Exercise instructions: Repeat the material exactly as it appears.

Items listed in a dataset:
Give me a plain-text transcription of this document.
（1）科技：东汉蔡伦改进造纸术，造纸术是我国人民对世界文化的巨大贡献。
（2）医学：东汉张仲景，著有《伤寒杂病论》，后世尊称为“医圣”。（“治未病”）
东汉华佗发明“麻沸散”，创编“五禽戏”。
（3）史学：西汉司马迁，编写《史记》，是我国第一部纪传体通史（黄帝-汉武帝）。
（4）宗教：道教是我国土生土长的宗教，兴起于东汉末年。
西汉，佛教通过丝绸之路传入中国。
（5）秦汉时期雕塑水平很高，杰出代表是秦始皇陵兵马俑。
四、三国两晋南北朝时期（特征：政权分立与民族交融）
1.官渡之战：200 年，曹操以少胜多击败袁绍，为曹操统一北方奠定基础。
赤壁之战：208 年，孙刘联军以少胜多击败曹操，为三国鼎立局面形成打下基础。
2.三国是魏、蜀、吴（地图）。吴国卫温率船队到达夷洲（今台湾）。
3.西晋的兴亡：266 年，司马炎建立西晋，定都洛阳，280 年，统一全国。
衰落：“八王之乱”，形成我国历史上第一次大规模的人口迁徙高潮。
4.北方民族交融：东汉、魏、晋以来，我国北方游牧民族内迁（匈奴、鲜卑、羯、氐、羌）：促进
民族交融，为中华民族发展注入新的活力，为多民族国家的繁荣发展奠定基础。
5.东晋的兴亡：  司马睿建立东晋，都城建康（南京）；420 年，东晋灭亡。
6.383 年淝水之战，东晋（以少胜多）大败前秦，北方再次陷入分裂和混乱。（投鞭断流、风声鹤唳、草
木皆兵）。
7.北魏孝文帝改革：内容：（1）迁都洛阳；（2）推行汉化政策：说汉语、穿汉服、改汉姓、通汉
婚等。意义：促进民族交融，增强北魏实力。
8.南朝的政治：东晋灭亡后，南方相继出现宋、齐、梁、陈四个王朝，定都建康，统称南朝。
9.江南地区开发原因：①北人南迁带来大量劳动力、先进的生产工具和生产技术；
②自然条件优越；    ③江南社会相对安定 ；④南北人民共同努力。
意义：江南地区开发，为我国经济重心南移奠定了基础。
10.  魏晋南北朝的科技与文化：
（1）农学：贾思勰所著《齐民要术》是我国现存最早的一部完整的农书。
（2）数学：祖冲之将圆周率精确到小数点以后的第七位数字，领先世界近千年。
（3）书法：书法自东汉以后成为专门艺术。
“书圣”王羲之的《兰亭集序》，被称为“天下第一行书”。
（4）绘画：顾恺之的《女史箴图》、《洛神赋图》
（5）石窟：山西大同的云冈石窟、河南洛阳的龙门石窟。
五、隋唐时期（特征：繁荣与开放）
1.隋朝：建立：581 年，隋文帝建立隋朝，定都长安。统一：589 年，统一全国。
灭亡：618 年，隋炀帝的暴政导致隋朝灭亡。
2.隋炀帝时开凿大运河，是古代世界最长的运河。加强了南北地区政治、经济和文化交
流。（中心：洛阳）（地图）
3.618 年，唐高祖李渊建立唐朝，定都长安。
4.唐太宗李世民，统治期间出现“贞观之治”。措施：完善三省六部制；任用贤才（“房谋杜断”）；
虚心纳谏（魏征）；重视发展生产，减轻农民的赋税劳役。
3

The response:
Give me a plain-text transcription of this document.
（1）科技：东汉蔡伦改进造纸术，造纸术是我国人民对世界文化的巨大贡献。
（2）医学：东汉张仲景，著有《伤寒杂病论》，后世尊称为“医圣”。（“治未病”）
东汉华佗发明“麻沸散”，创编“五禽戏”。
（3）史学：西汉司马迁，编写《史记》，是我国第一部纪传体通史（黄帝-汉武帝）。
（4）宗教：道教是我国土生土长的宗教，兴起于东汉末年。
西汉，佛教通过丝绸之路传入中国。
（5）秦汉时期雕塑水平很高，杰出代表是秦始皇陵兵马俑。
四、三国两晋南北朝时期（特征：政权分立与民族交融）
1.官渡之战：200 年，曹操以少胜多击败袁绍，为曹操统一北方奠定基础。
赤壁之战：208 年，孙刘联军以少胜多击败曹操，为三国鼎立局面形成打下基础。
2.三国是魏、蜀、吴（地图）。吴国卫温率船队到达夷洲（今台湾）。
3.西晋的兴亡：266 年，司马炎建立西晋，定都洛阳，280 年，统一全国。
衰落：“八王之乱”，形成我国历史上第一次大规模的人口迁徙高潮。
4.北方民族交融：东汉、魏、晋以来，我国北方游牧民族内迁（匈奴、鲜卑、羯、氐、羌）：促进
民族交融，为中华民族发展注入新的活力，为多民族国家的繁荣发展奠定基础。
5.东晋的兴亡：  司马睿建立东晋，都城建康（南京）；420 年，东晋灭亡。
6.383 年淝水之战，东晋（以少胜多）大败前秦，北方再次陷入分裂和混乱。（投鞭断流、风声鹤唳、草
木皆兵）。
7.北魏孝文帝改革：内容：（1）迁都洛阳；（2）推行汉化政策：说汉语、穿汉服、改汉姓、通汉
婚等。意义：促进民族交融，增强北魏实力。
8.南朝的政治：东晋灭亡后，南方相继出现宋、齐、梁、陈四个王朝，定都建康，统称南朝。
9.江南地区开发原因：①北人南迁带来大量劳动力、先进的生产工具和生产技术；
②自然条件优越；    ③江南社会相对安定 ；④南北人民共同努力。
意义：江南地区开发，为我国经济重心南移奠定了基础。
10.  魏晋南北朝的科技与文化：
（1）农学：贾思勰所著《齐民要术》是我国现存最早的一部完整的农书。
（2）数学：祖冲之将圆周率精确到小数点以后的第七位数字，领先世界近千年。
（3）书法：书法自东汉以后成为专门艺术。
“书圣”王羲之的《兰亭集序》，被称为“天下第一行书”。
（4）绘画：顾恺之的《女史箴图》、《洛神赋图》
（5）石窟：山西大同的云冈石窟、河南洛阳的龙门石窟。
五、隋唐时期（特征：繁荣与开放）
1.隋朝：建立：581 年，隋文帝建立隋朝，定都长安。统一：589 年，统一全国。
灭亡：618 年，隋炀帝的暴政导致隋朝灭亡。
2.隋炀帝时开凿大运河，是古代世界最长的运河。加强了南北地区政治、经济和文化交
流。（中心：洛阳）（地图）
3.618 年，唐高祖李渊建立唐朝，定都长安。
4.唐太宗李世民，统治期间出现“贞观之治”。措施：完善三省六部制；任用贤才（“房谋杜断”）；
虚心纳谏（魏征）；重视发展生产，减轻农民的赋税劳役。
3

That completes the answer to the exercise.